■ Set exercise A
According to the forum thread on Dale Derry's videos, how many of his videos are now in the video library?
■ Set exercise B
Reproduce verbatim the part of the records that opens with their first line and closes with the line containing "Text: NH: NH [377,396,391,405]", including both of those lines.

■ Extract
# Dale Derry's Video Library



## Andre (Jul 18, 2014)

Just found a channel, by Dale Darry on machine shop instructional videos. Never heard anybody talk about him on the forum or on youtube, and I think be deserves some support.

https://www.youtube.com/channel/UCorf3SIH8zyQnfNCdMRNFnQ

Very nice channel, best production quality I've ever seen on machine shop videos.


----------



## awander (Jul 18, 2014)

One of his videos just showed up in my list of Subscribed Channels-funny because I don't remember subscribing...

I was gonna' ignore it, but since you recommended him, I'll check it out.


----------



## jpfabricator (Jul 18, 2014)

He has a vido on how to level a lathe on the cheap.
A few other interesting tips also.
Jake Parker


----------



## Andre (Jul 18, 2014)

awander said:


> One of his videos just showed up in my list of Subscribed Channels-funny because I don't remember subscribing...
> 
> I was gonna' ignore it, but since you recommended him, I'll check it out.



That's exactly what happened to me! Don't remember him, went to unsubscribe because I'm not interested in car stuff, but I was sorely mistaken.

- - - Updated - - -



jpfabricator said:


> He has a vido on how to level a lathe on the cheap.
> A few other interesting tips also.
> Jake Parker


I'm going to build a level like that, great idea. Even though I have an 8" starrett level it has a busted vial and it's cheaper to make one with a plumb bob then fix the starrett.


----------



## HMF (Jul 20, 2014)

Good suggestion.

When I get a chance, I will add his stuff to our video library.

UPDATE: There are 8 of his videos in there now You asked you got. )


----------

Data items:
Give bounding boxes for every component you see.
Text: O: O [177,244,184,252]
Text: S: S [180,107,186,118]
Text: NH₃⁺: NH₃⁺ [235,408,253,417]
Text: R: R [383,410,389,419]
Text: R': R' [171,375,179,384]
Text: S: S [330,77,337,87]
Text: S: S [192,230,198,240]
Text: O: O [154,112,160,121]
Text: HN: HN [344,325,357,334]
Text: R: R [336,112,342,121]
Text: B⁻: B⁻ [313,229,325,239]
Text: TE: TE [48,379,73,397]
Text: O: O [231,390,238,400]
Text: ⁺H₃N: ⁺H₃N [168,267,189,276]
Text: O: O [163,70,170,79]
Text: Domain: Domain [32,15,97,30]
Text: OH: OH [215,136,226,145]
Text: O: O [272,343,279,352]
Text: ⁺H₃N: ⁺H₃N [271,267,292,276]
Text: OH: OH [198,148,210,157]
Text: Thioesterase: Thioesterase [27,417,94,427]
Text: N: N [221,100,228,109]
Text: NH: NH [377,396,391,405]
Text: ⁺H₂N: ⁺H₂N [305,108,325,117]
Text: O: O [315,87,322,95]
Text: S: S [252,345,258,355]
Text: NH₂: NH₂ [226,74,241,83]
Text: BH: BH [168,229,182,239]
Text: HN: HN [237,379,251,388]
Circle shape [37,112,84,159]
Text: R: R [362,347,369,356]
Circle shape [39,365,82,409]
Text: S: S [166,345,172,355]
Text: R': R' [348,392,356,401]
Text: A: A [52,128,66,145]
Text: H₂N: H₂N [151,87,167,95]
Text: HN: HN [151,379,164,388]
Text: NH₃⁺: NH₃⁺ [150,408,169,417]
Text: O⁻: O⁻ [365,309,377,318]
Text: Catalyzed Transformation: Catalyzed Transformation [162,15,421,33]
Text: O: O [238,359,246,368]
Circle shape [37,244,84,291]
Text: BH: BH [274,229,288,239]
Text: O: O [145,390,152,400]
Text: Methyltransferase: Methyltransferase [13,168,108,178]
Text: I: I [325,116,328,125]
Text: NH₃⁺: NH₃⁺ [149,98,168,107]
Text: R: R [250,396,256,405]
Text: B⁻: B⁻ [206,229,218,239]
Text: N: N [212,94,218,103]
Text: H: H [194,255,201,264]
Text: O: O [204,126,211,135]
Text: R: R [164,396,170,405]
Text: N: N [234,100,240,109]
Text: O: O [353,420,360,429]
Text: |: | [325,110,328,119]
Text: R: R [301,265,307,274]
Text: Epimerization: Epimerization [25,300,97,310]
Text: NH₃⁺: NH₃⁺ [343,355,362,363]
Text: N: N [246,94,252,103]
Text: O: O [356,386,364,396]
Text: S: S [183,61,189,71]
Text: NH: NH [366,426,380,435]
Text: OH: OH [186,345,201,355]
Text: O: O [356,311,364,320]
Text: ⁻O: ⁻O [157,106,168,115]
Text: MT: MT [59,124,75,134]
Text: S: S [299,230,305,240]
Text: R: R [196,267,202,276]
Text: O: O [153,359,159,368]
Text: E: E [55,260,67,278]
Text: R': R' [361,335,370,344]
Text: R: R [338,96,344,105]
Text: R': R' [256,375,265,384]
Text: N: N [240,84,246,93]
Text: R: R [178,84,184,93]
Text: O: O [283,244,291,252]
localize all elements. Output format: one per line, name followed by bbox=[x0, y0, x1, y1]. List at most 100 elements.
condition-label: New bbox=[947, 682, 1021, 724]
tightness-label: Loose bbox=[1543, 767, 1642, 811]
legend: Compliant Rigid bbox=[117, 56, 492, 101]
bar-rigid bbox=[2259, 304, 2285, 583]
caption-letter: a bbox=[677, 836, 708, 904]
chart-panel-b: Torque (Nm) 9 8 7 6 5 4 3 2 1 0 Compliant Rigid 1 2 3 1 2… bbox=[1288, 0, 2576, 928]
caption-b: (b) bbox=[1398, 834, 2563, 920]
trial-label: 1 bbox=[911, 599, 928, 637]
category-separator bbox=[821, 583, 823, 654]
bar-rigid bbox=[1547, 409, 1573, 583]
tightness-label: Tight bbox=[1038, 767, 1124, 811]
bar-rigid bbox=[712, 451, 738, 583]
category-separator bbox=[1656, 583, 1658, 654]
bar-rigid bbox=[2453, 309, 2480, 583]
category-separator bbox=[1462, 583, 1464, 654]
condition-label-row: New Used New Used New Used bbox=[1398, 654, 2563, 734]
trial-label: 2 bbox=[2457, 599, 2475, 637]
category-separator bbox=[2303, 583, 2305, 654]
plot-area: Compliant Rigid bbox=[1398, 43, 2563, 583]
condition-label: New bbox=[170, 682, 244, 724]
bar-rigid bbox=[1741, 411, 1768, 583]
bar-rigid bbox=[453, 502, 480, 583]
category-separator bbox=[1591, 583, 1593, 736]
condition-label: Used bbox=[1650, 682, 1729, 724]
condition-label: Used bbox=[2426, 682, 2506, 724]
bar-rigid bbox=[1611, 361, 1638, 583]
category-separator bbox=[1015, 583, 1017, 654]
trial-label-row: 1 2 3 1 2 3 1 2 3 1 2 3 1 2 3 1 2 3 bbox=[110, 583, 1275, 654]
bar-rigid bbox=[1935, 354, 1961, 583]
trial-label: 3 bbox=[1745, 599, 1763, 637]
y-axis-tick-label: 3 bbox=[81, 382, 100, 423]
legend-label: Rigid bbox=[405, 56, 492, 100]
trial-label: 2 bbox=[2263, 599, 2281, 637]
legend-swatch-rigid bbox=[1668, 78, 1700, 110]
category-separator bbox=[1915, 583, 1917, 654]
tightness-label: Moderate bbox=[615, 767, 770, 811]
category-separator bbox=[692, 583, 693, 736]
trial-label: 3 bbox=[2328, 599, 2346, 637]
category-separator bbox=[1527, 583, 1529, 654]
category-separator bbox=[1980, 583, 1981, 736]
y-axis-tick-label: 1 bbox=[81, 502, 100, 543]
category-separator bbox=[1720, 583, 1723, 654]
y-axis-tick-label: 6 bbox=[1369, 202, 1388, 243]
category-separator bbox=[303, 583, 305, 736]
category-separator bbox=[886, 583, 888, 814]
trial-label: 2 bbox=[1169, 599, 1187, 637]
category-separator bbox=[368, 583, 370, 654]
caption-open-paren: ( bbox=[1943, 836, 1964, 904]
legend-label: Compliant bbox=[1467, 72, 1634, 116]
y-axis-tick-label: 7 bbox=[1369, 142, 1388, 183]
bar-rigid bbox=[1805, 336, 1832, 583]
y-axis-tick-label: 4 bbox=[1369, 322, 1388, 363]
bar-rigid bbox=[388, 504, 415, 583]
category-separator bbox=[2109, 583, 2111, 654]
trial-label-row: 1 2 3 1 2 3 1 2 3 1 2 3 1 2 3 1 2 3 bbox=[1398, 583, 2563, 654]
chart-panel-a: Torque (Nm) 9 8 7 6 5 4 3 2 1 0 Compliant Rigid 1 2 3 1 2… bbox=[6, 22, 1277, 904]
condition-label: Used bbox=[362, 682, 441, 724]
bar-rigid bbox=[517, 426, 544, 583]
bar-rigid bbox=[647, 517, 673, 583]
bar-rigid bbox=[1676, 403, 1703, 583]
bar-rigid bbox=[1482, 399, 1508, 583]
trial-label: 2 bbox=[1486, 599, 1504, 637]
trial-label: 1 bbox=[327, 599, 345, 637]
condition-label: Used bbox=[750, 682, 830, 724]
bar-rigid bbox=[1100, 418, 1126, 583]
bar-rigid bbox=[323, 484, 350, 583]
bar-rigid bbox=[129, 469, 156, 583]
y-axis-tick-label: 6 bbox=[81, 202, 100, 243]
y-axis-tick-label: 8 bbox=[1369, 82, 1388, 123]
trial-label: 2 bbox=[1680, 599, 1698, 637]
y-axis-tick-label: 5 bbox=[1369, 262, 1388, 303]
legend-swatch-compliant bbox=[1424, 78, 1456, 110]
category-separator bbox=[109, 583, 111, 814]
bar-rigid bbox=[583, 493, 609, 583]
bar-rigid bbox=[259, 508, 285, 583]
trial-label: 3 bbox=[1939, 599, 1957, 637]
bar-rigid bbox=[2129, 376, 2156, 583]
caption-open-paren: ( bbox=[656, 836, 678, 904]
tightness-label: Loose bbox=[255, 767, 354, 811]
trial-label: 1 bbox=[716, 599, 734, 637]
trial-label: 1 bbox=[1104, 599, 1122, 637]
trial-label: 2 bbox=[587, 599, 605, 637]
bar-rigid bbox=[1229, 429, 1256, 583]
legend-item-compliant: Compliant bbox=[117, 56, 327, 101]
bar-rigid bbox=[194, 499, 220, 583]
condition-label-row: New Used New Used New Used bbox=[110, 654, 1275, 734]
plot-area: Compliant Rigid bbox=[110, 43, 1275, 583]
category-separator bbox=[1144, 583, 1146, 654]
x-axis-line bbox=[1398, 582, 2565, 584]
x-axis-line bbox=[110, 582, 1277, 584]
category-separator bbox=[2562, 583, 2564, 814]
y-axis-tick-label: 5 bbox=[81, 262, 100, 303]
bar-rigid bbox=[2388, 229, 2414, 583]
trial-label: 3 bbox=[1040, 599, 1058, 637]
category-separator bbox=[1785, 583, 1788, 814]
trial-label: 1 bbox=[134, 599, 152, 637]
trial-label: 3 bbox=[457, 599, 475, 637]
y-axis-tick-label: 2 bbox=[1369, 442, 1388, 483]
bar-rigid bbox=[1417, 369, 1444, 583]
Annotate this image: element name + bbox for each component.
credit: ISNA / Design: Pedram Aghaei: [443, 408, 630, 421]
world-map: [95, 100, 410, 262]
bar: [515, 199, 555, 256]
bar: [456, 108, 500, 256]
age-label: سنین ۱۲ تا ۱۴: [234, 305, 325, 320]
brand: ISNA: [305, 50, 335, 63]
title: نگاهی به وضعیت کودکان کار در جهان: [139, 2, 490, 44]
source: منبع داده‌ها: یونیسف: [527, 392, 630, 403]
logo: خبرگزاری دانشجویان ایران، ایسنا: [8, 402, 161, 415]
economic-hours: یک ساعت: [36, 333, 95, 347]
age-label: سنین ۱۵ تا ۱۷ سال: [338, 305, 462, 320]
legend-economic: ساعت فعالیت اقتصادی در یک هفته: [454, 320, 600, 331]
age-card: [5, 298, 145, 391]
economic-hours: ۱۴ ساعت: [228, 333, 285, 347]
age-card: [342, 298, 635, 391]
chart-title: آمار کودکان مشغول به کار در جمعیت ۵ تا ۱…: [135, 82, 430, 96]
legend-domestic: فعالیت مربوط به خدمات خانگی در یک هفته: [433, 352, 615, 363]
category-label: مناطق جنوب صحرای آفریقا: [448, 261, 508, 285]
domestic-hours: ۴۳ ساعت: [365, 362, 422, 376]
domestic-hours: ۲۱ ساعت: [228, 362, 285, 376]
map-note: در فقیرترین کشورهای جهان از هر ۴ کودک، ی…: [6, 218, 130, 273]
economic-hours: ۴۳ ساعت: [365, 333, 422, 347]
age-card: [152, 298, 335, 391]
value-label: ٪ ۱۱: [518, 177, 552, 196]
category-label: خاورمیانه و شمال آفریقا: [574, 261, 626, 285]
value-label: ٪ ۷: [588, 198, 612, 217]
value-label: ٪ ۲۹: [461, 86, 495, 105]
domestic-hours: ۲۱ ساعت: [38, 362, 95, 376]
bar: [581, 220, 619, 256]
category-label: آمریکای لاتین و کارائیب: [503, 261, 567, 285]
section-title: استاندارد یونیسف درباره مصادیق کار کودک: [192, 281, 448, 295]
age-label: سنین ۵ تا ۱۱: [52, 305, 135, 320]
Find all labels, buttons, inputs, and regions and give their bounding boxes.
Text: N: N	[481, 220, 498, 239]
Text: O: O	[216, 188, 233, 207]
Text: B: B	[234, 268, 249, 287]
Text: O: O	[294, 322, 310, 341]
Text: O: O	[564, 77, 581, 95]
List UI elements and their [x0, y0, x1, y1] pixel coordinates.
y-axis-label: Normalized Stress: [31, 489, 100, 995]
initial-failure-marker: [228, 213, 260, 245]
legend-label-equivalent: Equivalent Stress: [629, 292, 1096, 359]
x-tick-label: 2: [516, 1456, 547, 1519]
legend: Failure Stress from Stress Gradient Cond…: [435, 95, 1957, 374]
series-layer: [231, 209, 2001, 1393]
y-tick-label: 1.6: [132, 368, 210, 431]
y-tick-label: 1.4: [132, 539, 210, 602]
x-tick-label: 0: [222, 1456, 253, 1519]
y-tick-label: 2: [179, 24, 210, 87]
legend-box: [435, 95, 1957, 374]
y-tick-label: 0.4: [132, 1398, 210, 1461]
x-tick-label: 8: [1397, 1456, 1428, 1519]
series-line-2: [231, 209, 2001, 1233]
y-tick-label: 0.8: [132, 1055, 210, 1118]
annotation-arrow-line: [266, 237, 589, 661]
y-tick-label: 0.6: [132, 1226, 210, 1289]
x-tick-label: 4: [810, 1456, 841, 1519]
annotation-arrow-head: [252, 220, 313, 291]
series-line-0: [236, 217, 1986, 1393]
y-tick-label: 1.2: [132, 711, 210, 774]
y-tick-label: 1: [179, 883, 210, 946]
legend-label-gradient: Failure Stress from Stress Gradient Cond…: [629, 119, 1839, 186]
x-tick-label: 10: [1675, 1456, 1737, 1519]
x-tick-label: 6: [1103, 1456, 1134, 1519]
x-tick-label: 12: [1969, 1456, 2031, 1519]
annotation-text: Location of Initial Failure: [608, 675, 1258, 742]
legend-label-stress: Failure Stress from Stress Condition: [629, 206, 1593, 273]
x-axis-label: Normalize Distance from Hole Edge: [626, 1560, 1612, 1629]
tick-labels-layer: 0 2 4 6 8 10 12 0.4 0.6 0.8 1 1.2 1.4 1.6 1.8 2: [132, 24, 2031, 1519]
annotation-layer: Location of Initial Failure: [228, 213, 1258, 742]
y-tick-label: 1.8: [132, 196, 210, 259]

■ Task response A
There are 8 of his videos in the video library.

■ Task response B
Give bounding boxes for every component you see.
Text: O: O [177,244,184,252]
Text: S: S [180,107,186,118]
Text: NH₃⁺: NH₃⁺ [235,408,253,417]
Text: R: R [383,410,389,419]
Text: R': R' [171,375,179,384]
Text: S: S [330,77,337,87]
Text: S: S [192,230,198,240]
Text: O: O [154,112,160,121]
Text: HN: HN [344,325,357,334]
Text: R: R [336,112,342,121]
Text: B⁻: B⁻ [313,229,325,239]
Text: TE: TE [48,379,73,397]
Text: O: O [231,390,238,400]
Text: ⁺H₃N: ⁺H₃N [168,267,189,276]
Text: O: O [163,70,170,79]
Text: Domain: Domain [32,15,97,30]
Text: OH: OH [215,136,226,145]
Text: O: O [272,343,279,352]
Text: ⁺H₃N: ⁺H₃N [271,267,292,276]
Text: OH: OH [198,148,210,157]
Text: Thioesterase: Thioesterase [27,417,94,427]
Text: N: N [221,100,228,109]
Text: NH: NH [377,396,391,405]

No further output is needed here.